**Problem to work on**.
Return each line of the records with nothing changed, pictures excepted.

--- Start Material supplied ---

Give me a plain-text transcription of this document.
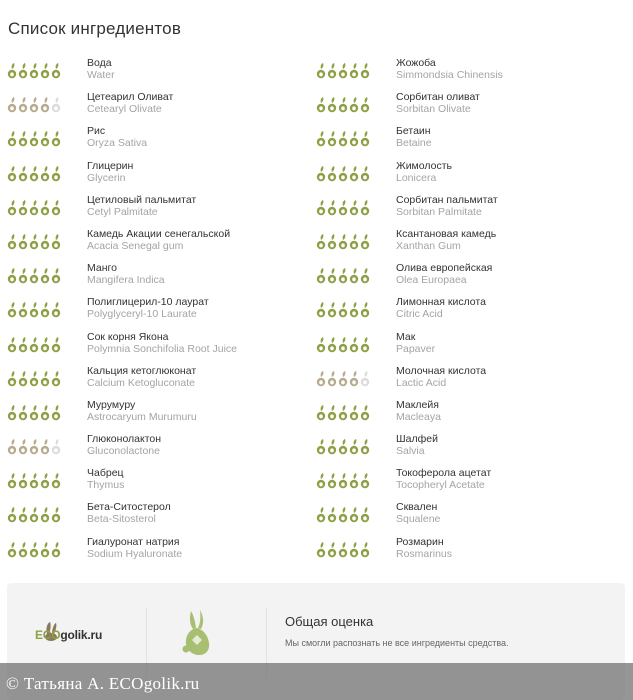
Список ингредиентов
Вода
Water
Жожоба
Simmondsia Chinensis
Цетеарил Оливат
Cetearyl Olivate
Сорбитан оливат
Sorbitan Olivate
Рис
Oryza Sativa
Бетаин
Betaine
Глицерин
Glycerin
Жимолость
Lonicera
Цетиловый пальмитат
Cetyl Palmitate
Сорбитан пальмитат
Sorbitan Palmitate
Камедь Акации сенегальской
Acacia Senegal gum
Ксантановая камедь
Xanthan Gum
Манго
Mangifera Indica
Олива европейская
Olea Europaea
Полиглицерил-10 лаурат
Polyglyceryl-10 Laurate
Лимонная кислота
Citric Acid
Сок корня Якона
Polymnia Sonchifolia Root Juice
Мак
Papaver
Кальция кетоглюконат
Calcium Ketogluconate
Молочная кислота
Lactic Acid
Мурумуру
Astrocaryum Murumuru
Маклейя
Macleaya
Глюконолактон
Gluconolactone
Шалфей
Salvia
Чабрец
Thymus
Токоферола ацетат
Tocopheryl Acetate
Бета-Ситостерол
Beta-Sitosterol
Сквален
Squalene
Гиалуронат натрия
Sodium Hyaluronate
Розмарин
Rosmarinus
ECOgolik.ru
Общая оценка
Мы смогли распознать не все ингредиенты средства.
© Татьяна А. ECOgolik.ru
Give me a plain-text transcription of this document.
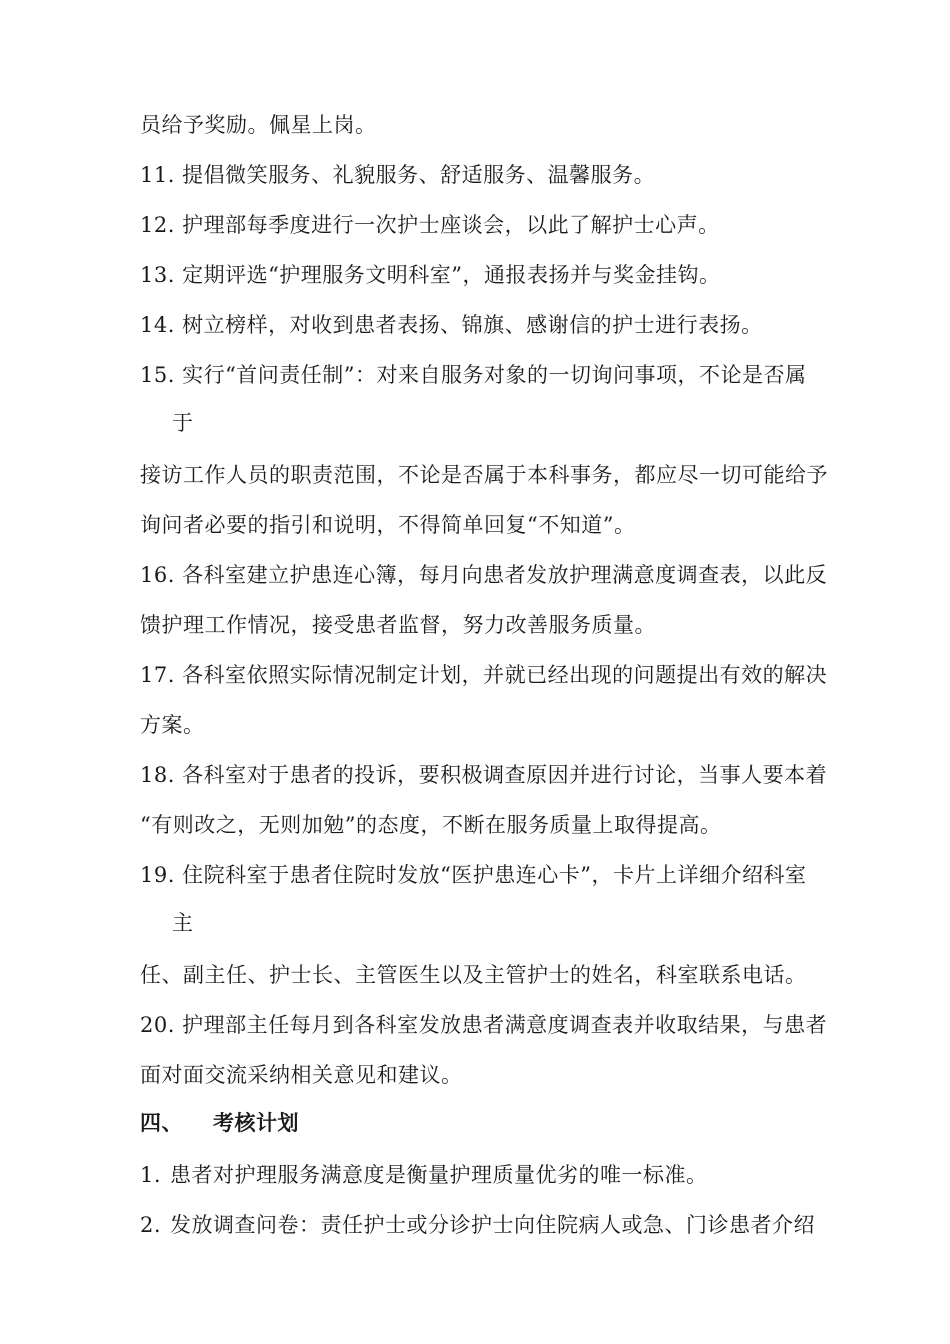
员给予奖励。佩星上岗。
11. 提倡微笑服务、礼貌服务、舒适服务、温馨服务。
12. 护理部每季度进行一次护士座谈会，以此了解护士心声。
13. 定期评选“护理服务文明科室”，通报表扬并与奖金挂钩。
14. 树立榜样，对收到患者表扬、锦旗、感谢信的护士进行表扬。
15. 实行“首问责任制”：对来自服务对象的一切询问事项，不论是否属
于
接访工作人员的职责范围，不论是否属于本科事务，都应尽一切可能给予
询问者必要的指引和说明，不得简单回复“不知道”。
16. 各科室建立护患连心簿，每月向患者发放护理满意度调查表，以此反
馈护理工作情况，接受患者监督，努力改善服务质量。
17. 各科室依照实际情况制定计划，并就已经出现的问题提出有效的解决
方案。
18. 各科室对于患者的投诉，要积极调查原因并进行讨论，当事人要本着
“有则改之，无则加勉”的态度，不断在服务质量上取得提高。
19. 住院科室于患者住院时发放“医护患连心卡”，卡片上详细介绍科室
主
任、副主任、护士长、主管医生以及主管护士的姓名，科室联系电话。
20. 护理部主任每月到各科室发放患者满意度调查表并收取结果，与患者
面对面交流采纳相关意见和建议。
四、 考核计划
1. 患者对护理服务满意度是衡量护理质量优劣的唯一标准。
2. 发放调查问卷：责任护士或分诊护士向住院病人或急、门诊患者介绍
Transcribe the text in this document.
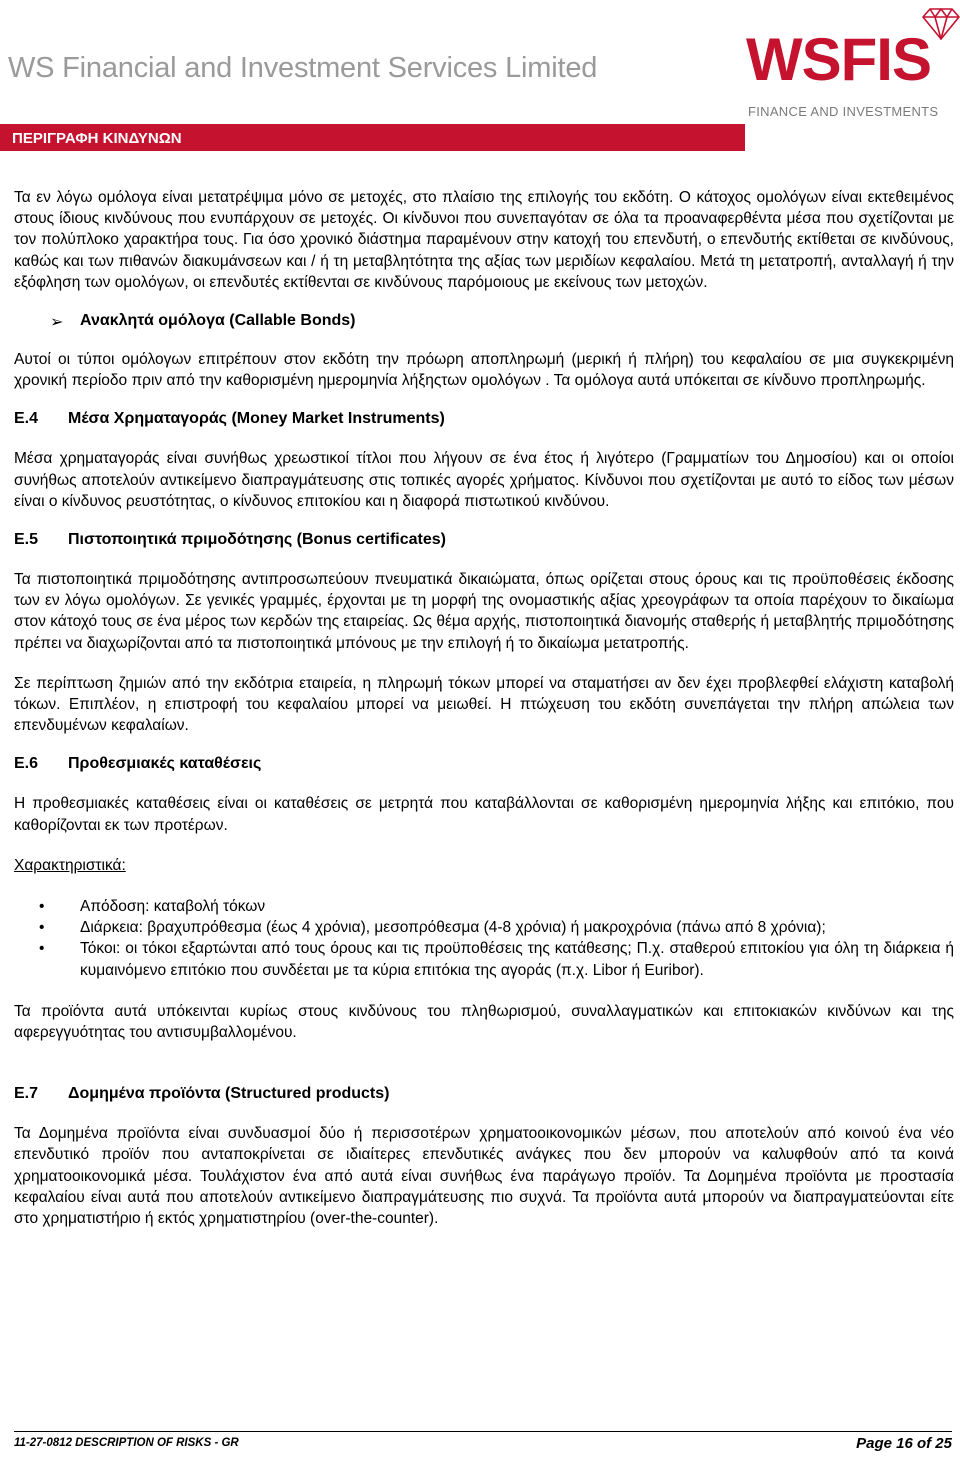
WS Financial and Investment Services Limited WSFIS
FINANCE AND INVESTMENTS
ΠΕΡΙΓΡΑΦΗ ΚΙΝΔΥΝΩΝ

Τα εν λόγω ομόλογα είναι μετατρέψιμα μόνο σε μετοχές, στο πλαίσιο της επιλογής του εκδότη. Ο κάτοχος ομολόγων είναι εκτεθειμένος στους ίδιους κινδύνους που ενυπάρχουν σε μετοχές. Οι κίνδυνοι που συνεπαγόταν σε όλα τα προαναφερθέντα μέσα που σχετίζονται με τον πολύπλοκο χαρακτήρα τους. Για όσο χρονικό διάστημα παραμένουν στην κατοχή του επενδυτή, ο επενδυτής εκτίθεται σε κινδύνους, καθώς και των πιθανών διακυμάνσεων και / ή τη μεταβλητότητα της αξίας των μεριδίων κεφαλαίου. Μετά τη μετατροπή, ανταλλαγή ή την εξόφληση των ομολόγων, οι επενδυτές εκτίθενται σε κινδύνους παρόμοιους με εκείνους των μετοχών.

➢ Ανακλητά ομόλογα (Callable Bonds)

Αυτοί οι τύποι ομόλογων επιτρέπουν στον εκδότη την πρόωρη αποπληρωμή (μερική ή πλήρη) του κεφαλαίου σε μια συγκεκριμένη χρονική περίοδο πριν από την καθορισμένη ημερομηνία λήξηςτων ομολόγων . Τα ομόλογα αυτά υπόκειται σε κίνδυνο προπληρωμής.

E.4	Μέσα Χρηματαγοράς (Money Market Instruments)

Μέσα χρηματαγοράς είναι συνήθως χρεωστικοί τίτλοι που λήγουν σε ένα έτος ή λιγότερο (Γραμματίων του Δημοσίου) και οι οποίοι συνήθως αποτελούν αντικείμενο διαπραγμάτευσης στις τοπικές αγορές χρήματος. Κίνδυνοι που σχετίζονται με αυτό το είδος των μέσων είναι ο κίνδυνος ρευστότητας, ο κίνδυνος επιτοκίου και η διαφορά πιστωτικού κινδύνου.

E.5	Πιστοποιητικά πριμοδότησης (Bonus certificates)

Τα πιστοποιητικά πριμοδότησης αντιπροσωπεύουν πνευματικά δικαιώματα, όπως ορίζεται στους όρους και τις προϋποθέσεις έκδοσης των εν λόγω ομολόγων. Σε γενικές γραμμές, έρχονται με τη μορφή της ονομαστικής αξίας χρεογράφων τα οποία παρέχουν το δικαίωμα στον κάτοχό τους σε ένα μέρος των κερδών της εταιρείας. Ως θέμα αρχής, πιστοποιητικά διανομής σταθερής ή μεταβλητής πριμοδότησης πρέπει να διαχωρίζονται από τα πιστοποιητικά μπόνους με την επιλογή ή το δικαίωμα μετατροπής.

Σε περίπτωση ζημιών από την εκδότρια εταιρεία, η πληρωμή τόκων μπορεί να σταματήσει αν δεν έχει προβλεφθεί ελάχιστη καταβολή τόκων. Επιπλέον, η επιστροφή του κεφαλαίου μπορεί να μειωθεί. Η πτώχευση του εκδότη συνεπάγεται την πλήρη απώλεια των επενδυμένων κεφαλαίων.

E.6	Προθεσμιακές καταθέσεις

Η προθεσμιακές καταθέσεις είναι οι καταθέσεις σε μετρητά που καταβάλλονται σε καθορισμένη ημερομηνία λήξης και επιτόκιο, που καθορίζονται εκ των προτέρων.

Χαρακτηριστικά:

• Απόδοση: καταβολή τόκων
• Διάρκεια: βραχυπρόθεσμα (έως 4 χρόνια), μεσοπρόθεσμα (4-8 χρόνια) ή μακροχρόνια (πάνω από 8 χρόνια);
• Τόκοι: οι τόκοι εξαρτώνται από τους όρους και τις προϋποθέσεις της κατάθεσης; Π.χ. σταθερού επιτοκίου για όλη τη διάρκεια ή κυμαινόμενο επιτόκιο που συνδέεται με τα κύρια επιτόκια της αγοράς (π.χ. Libor ή Euribor).

Τα προϊόντα αυτά υπόκεινται κυρίως στους κινδύνους του πληθωρισμού, συναλλαγματικών και επιτοκιακών κινδύνων και της αφερεγγυότητας του αντισυμβαλλομένου.

E.7	Δομημένα προϊόντα (Structured products)

Τα Δομημένα προϊόντα είναι συνδυασμοί δύο ή περισσοτέρων χρηματοοικονομικών μέσων, που αποτελούν από κοινού ένα νέο επενδυτικό προϊόν που ανταποκρίνεται σε ιδιαίτερες επενδυτικές ανάγκες που δεν μπορούν να καλυφθούν από τα κοινά χρηματοοικονομικά μέσα. Τουλάχιστον ένα από αυτά είναι συνήθως ένα παράγωγο προϊόν. Τα Δομημένα προϊόντα με προστασία κεφαλαίου είναι αυτά που αποτελούν αντικείμενο διαπραγμάτευσης πιο συχνά. Τα προϊόντα αυτά μπορούν να διαπραγματεύονται είτε στο χρηματιστήριο ή εκτός χρηματιστηρίου (over-the-counter).

11-27-0812 DESCRIPTION OF RISKS - GR	Page 16 of 25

--- End Material supplied ---

**Exercise solution**.
Give me a plain-text transcription of this document.
Список ингредиентов
Вода
Water
Жожоба
Simmondsia Chinensis
Цетеарил Оливат
Cetearyl Olivate
Сорбитан оливат
Sorbitan Olivate
Рис
Oryza Sativa
Бетаин
Betaine
Глицерин
Glycerin
Жимолость
Lonicera
Цетиловый пальмитат
Cetyl Palmitate
Сорбитан пальмитат
Sorbitan Palmitate
Камедь Акации сенегальской
Acacia Senegal gum
Ксантановая камедь
Xanthan Gum
Манго
Mangifera Indica
Олива европейская
Olea Europaea
Полиглицерил-10 лаурат
Polyglyceryl-10 Laurate
Лимонная кислота
Citric Acid
Сок корня Якона
Polymnia Sonchifolia Root Juice
Мак
Papaver
Кальция кетоглюконат
Calcium Ketogluconate
Молочная кислота
Lactic Acid
Мурумуру
Astrocaryum Murumuru
Маклейя
Macleaya
Глюконолактон
Gluconolactone
Шалфей
Salvia
Чабрец
Thymus
Токоферола ацетат
Tocopheryl Acetate
Бета-Ситостерол
Beta-Sitosterol
Сквален
Squalene
Гиалуронат натрия
Sodium Hyaluronate
Розмарин
Rosmarinus
ECOgolik.ru
Общая оценка
Мы смогли распознать не все ингредиенты средства.
© Татьяна А. ECOgolik.ru
Give me a plain-text transcription of this document.
员给予奖励。佩星上岗。
11. 提倡微笑服务、礼貌服务、舒适服务、温馨服务。
12. 护理部每季度进行一次护士座谈会，以此了解护士心声。
13. 定期评选“护理服务文明科室”，通报表扬并与奖金挂钩。
14. 树立榜样，对收到患者表扬、锦旗、感谢信的护士进行表扬。
15. 实行“首问责任制”：对来自服务对象的一切询问事项，不论是否属
于
接访工作人员的职责范围，不论是否属于本科事务，都应尽一切可能给予
询问者必要的指引和说明，不得简单回复“不知道”。
16. 各科室建立护患连心簿，每月向患者发放护理满意度调查表，以此反
馈护理工作情况，接受患者监督，努力改善服务质量。
17. 各科室依照实际情况制定计划，并就已经出现的问题提出有效的解决
方案。
18. 各科室对于患者的投诉，要积极调查原因并进行讨论，当事人要本着
“有则改之，无则加勉”的态度，不断在服务质量上取得提高。
19. 住院科室于患者住院时发放“医护患连心卡”，卡片上详细介绍科室
主
任、副主任、护士长、主管医生以及主管护士的姓名，科室联系电话。
20. 护理部主任每月到各科室发放患者满意度调查表并收取结果，与患者
面对面交流采纳相关意见和建议。
四、 考核计划
1. 患者对护理服务满意度是衡量护理质量优劣的唯一标准。
2. 发放调查问卷：责任护士或分诊护士向住院病人或急、门诊患者介绍
Transcribe the text in this document.
WS Financial and Investment Services Limited WSFIS
FINANCE AND INVESTMENTS
ΠΕΡΙΓΡΑΦΗ ΚΙΝΔΥΝΩΝ

Τα εν λόγω ομόλογα είναι μετατρέψιμα μόνο σε μετοχές, στο πλαίσιο της επιλογής του εκδότη. Ο κάτοχος ομολόγων είναι εκτεθειμένος στους ίδιους κινδύνους που ενυπάρχουν σε μετοχές. Οι κίνδυνοι που συνεπαγόταν σε όλα τα προαναφερθέντα μέσα που σχετίζονται με τον πολύπλοκο χαρακτήρα τους. Για όσο χρονικό διάστημα παραμένουν στην κατοχή του επενδυτή, ο επενδυτής εκτίθεται σε κινδύνους, καθώς και των πιθανών διακυμάνσεων και / ή τη μεταβλητότητα της αξίας των μεριδίων κεφαλαίου. Μετά τη μετατροπή, ανταλλαγή ή την εξόφληση των ομολόγων, οι επενδυτές εκτίθενται σε κινδύνους παρόμοιους με εκείνους των μετοχών.

➢ Ανακλητά ομόλογα (Callable Bonds)

Αυτοί οι τύποι ομόλογων επιτρέπουν στον εκδότη την πρόωρη αποπληρωμή (μερική ή πλήρη) του κεφαλαίου σε μια συγκεκριμένη χρονική περίοδο πριν από την καθορισμένη ημερομηνία λήξηςτων ομολόγων . Τα ομόλογα αυτά υπόκειται σε κίνδυνο προπληρωμής.

E.4	Μέσα Χρηματαγοράς (Money Market Instruments)

Μέσα χρηματαγοράς είναι συνήθως χρεωστικοί τίτλοι που λήγουν σε ένα έτος ή λιγότερο (Γραμματίων του Δημοσίου) και οι οποίοι συνήθως αποτελούν αντικείμενο διαπραγμάτευσης στις τοπικές αγορές χρήματος. Κίνδυνοι που σχετίζονται με αυτό το είδος των μέσων είναι ο κίνδυνος ρευστότητας, ο κίνδυνος επιτοκίου και η διαφορά πιστωτικού κινδύνου.

E.5	Πιστοποιητικά πριμοδότησης (Bonus certificates)

Τα πιστοποιητικά πριμοδότησης αντιπροσωπεύουν πνευματικά δικαιώματα, όπως ορίζεται στους όρους και τις προϋποθέσεις έκδοσης των εν λόγω ομολόγων. Σε γενικές γραμμές, έρχονται με τη μορφή της ονομαστικής αξίας χρεογράφων τα οποία παρέχουν το δικαίωμα στον κάτοχό τους σε ένα μέρος των κερδών της εταιρείας. Ως θέμα αρχής, πιστοποιητικά διανομής σταθερής ή μεταβλητής πριμοδότησης πρέπει να διαχωρίζονται από τα πιστοποιητικά μπόνους με την επιλογή ή το δικαίωμα μετατροπής.

Σε περίπτωση ζημιών από την εκδότρια εταιρεία, η πληρωμή τόκων μπορεί να σταματήσει αν δεν έχει προβλεφθεί ελάχιστη καταβολή τόκων. Επιπλέον, η επιστροφή του κεφαλαίου μπορεί να μειωθεί. Η πτώχευση του εκδότη συνεπάγεται την πλήρη απώλεια των επενδυμένων κεφαλαίων.

E.6	Προθεσμιακές καταθέσεις

Η προθεσμιακές καταθέσεις είναι οι καταθέσεις σε μετρητά που καταβάλλονται σε καθορισμένη ημερομηνία λήξης και επιτόκιο, που καθορίζονται εκ των προτέρων.

Χαρακτηριστικά:

• Απόδοση: καταβολή τόκων
• Διάρκεια: βραχυπρόθεσμα (έως 4 χρόνια), μεσοπρόθεσμα (4-8 χρόνια) ή μακροχρόνια (πάνω από 8 χρόνια);
• Τόκοι: οι τόκοι εξαρτώνται από τους όρους και τις προϋποθέσεις της κατάθεσης; Π.χ. σταθερού επιτοκίου για όλη τη διάρκεια ή κυμαινόμενο επιτόκιο που συνδέεται με τα κύρια επιτόκια της αγοράς (π.χ. Libor ή Euribor).

Τα προϊόντα αυτά υπόκεινται κυρίως στους κινδύνους του πληθωρισμού, συναλλαγματικών και επιτοκιακών κινδύνων και της αφερεγγυότητας του αντισυμβαλλομένου.

E.7	Δομημένα προϊόντα (Structured products)

Τα Δομημένα προϊόντα είναι συνδυασμοί δύο ή περισσοτέρων χρηματοοικονομικών μέσων, που αποτελούν από κοινού ένα νέο επενδυτικό προϊόν που ανταποκρίνεται σε ιδιαίτερες επενδυτικές ανάγκες που δεν μπορούν να καλυφθούν από τα κοινά χρηματοοικονομικά μέσα. Τουλάχιστον ένα από αυτά είναι συνήθως ένα παράγωγο προϊόν. Τα Δομημένα προϊόντα με προστασία κεφαλαίου είναι αυτά που αποτελούν αντικείμενο διαπραγμάτευσης πιο συχνά. Τα προϊόντα αυτά μπορούν να διαπραγματεύονται είτε στο χρηματιστήριο ή εκτός χρηματιστηρίου (over-the-counter).

11-27-0812 DESCRIPTION OF RISKS - GR	Page 16 of 25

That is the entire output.